• **Raw records**
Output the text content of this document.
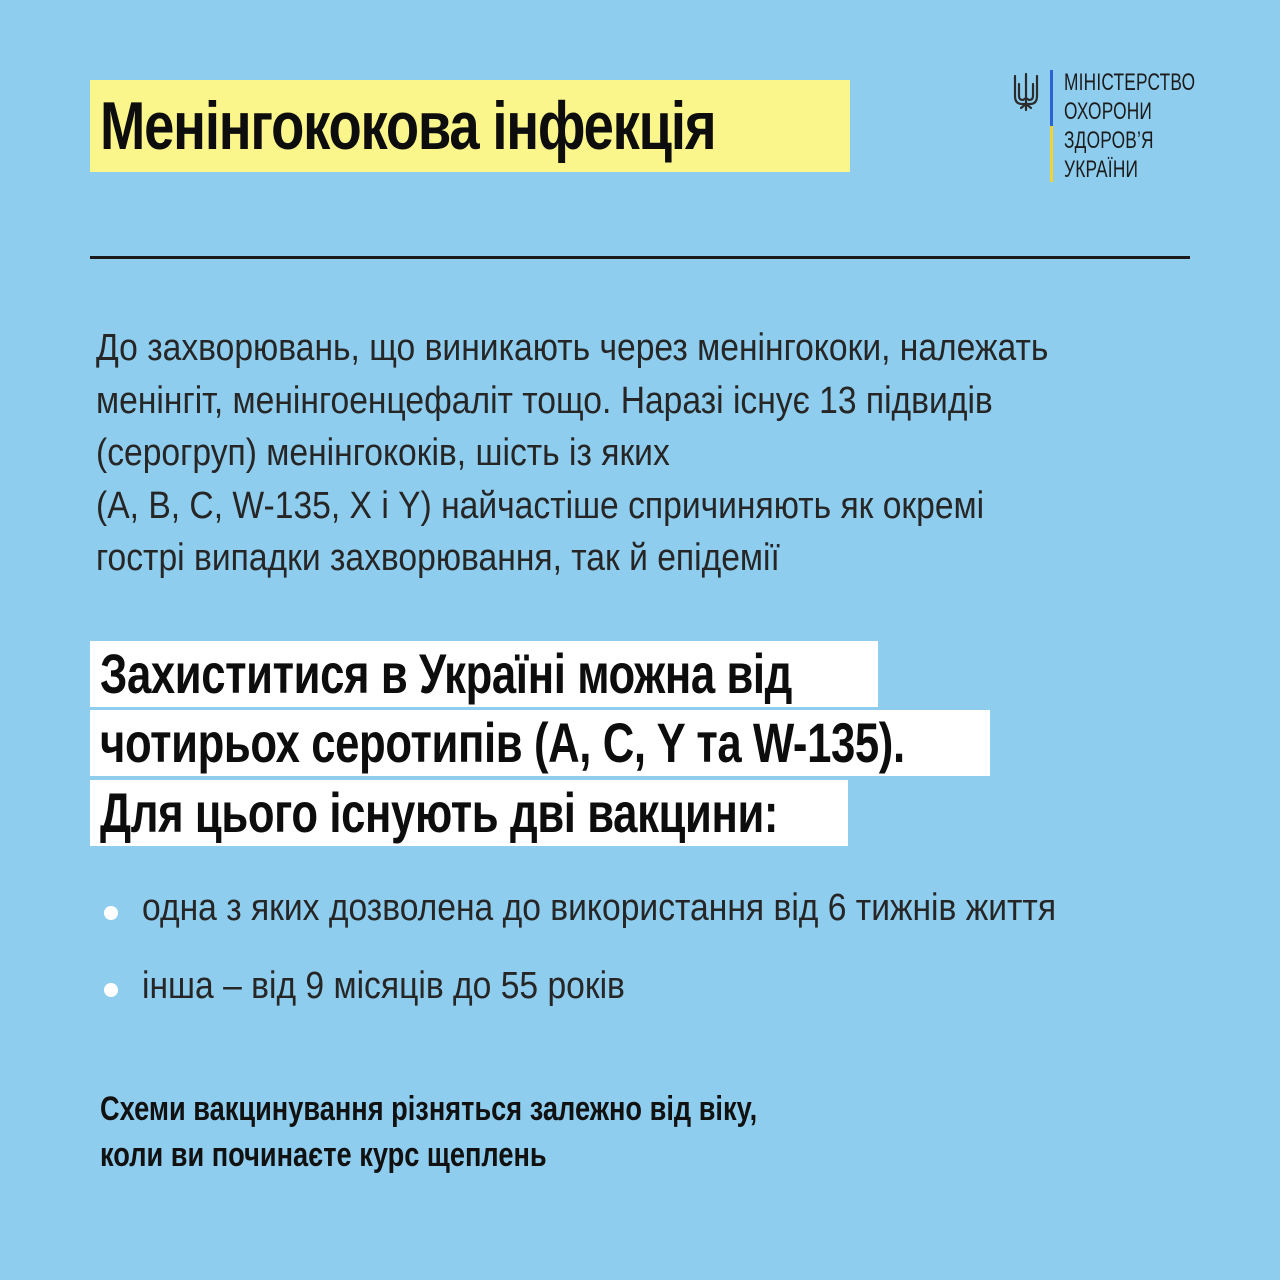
Менінгококова інфекція
МІНІСТЕРСТВО
ОХОРОНИ
ЗДОРОВ’Я
УКРАЇНИ
До захворювань, що виникають через менінгококи, належать
менінгіт, менінгоенцефаліт тощо. Наразі існує 13 підвидів
(серогруп) менінгококів, шість із яких
(A, B, C, W-135, X і Y) найчастіше спричиняють як окремі
гострі випадки захворювання, так й епідемії
Захиститися в Україні можна від
чотирьох серотипів (A, C, Y та W-135).
Для цього існують дві вакцини:
одна з яких дозволена до використання від 6 тижнів життя
інша – від 9 місяців до 55 років
Схеми вакцинування різняться залежно від віку,
коли ви починаєте курс щеплень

• **Task directions**
Go through the material above and print all of it exactly, except the pictures.

• **Task output**
Output the text content of this document.
Менінгококова інфекція
МІНІСТЕРСТВО
ОХОРОНИ
ЗДОРОВ’Я
УКРАЇНИ
До захворювань, що виникають через менінгококи, належать
менінгіт, менінгоенцефаліт тощо. Наразі існує 13 підвидів
(серогруп) менінгококів, шість із яких
(A, B, C, W-135, X і Y) найчастіше спричиняють як окремі
гострі випадки захворювання, так й епідемії
Захиститися в Україні можна від
чотирьох серотипів (A, C, Y та W-135).
Для цього існують дві вакцини:
одна з яких дозволена до використання від 6 тижнів життя
інша – від 9 місяців до 55 років
Схеми вакцинування різняться залежно від віку,
коли ви починаєте курс щеплень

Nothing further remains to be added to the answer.